**Given exercise:** Each record below must be returned exactly as shown.

* start Supplied records *

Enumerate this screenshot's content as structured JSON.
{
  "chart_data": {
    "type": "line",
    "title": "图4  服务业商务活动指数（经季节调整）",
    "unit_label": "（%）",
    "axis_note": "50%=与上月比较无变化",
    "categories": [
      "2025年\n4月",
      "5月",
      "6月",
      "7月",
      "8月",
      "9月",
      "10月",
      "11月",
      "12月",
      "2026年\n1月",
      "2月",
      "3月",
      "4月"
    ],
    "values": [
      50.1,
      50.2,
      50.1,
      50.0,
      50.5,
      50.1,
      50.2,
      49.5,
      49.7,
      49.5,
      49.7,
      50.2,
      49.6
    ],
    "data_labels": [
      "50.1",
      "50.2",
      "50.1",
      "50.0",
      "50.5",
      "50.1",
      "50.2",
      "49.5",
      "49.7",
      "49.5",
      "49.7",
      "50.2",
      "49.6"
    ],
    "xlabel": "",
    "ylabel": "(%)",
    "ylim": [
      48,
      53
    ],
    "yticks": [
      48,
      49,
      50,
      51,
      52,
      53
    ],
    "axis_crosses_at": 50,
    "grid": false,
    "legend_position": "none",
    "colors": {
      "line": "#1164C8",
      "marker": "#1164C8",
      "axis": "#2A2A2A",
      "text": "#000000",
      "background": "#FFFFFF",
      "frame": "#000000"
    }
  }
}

* end Supplied records *

**Response to this exercise:**
Enumerate this screenshot's content as structured JSON.
{
  "chart_data": {
    "type": "line",
    "title": "图4  服务业商务活动指数（经季节调整）",
    "unit_label": "（%）",
    "axis_note": "50%=与上月比较无变化",
    "categories": [
      "2025年\n4月",
      "5月",
      "6月",
      "7月",
      "8月",
      "9月",
      "10月",
      "11月",
      "12月",
      "2026年\n1月",
      "2月",
      "3月",
      "4月"
    ],
    "values": [
      50.1,
      50.2,
      50.1,
      50.0,
      50.5,
      50.1,
      50.2,
      49.5,
      49.7,
      49.5,
      49.7,
      50.2,
      49.6
    ],
    "data_labels": [
      "50.1",
      "50.2",
      "50.1",
      "50.0",
      "50.5",
      "50.1",
      "50.2",
      "49.5",
      "49.7",
      "49.5",
      "49.7",
      "50.2",
      "49.6"
    ],
    "xlabel": "",
    "ylabel": "(%)",
    "ylim": [
      48,
      53
    ],
    "yticks": [
      48,
      49,
      50,
      51,
      52,
      53
    ],
    "axis_crosses_at": 50,
    "grid": false,
    "legend_position": "none",
    "colors": {
      "line": "#1164C8",
      "marker": "#1164C8",
      "axis": "#2A2A2A",
      "text": "#000000",
      "background": "#FFFFFF",
      "frame": "#000000"
    }
  }
}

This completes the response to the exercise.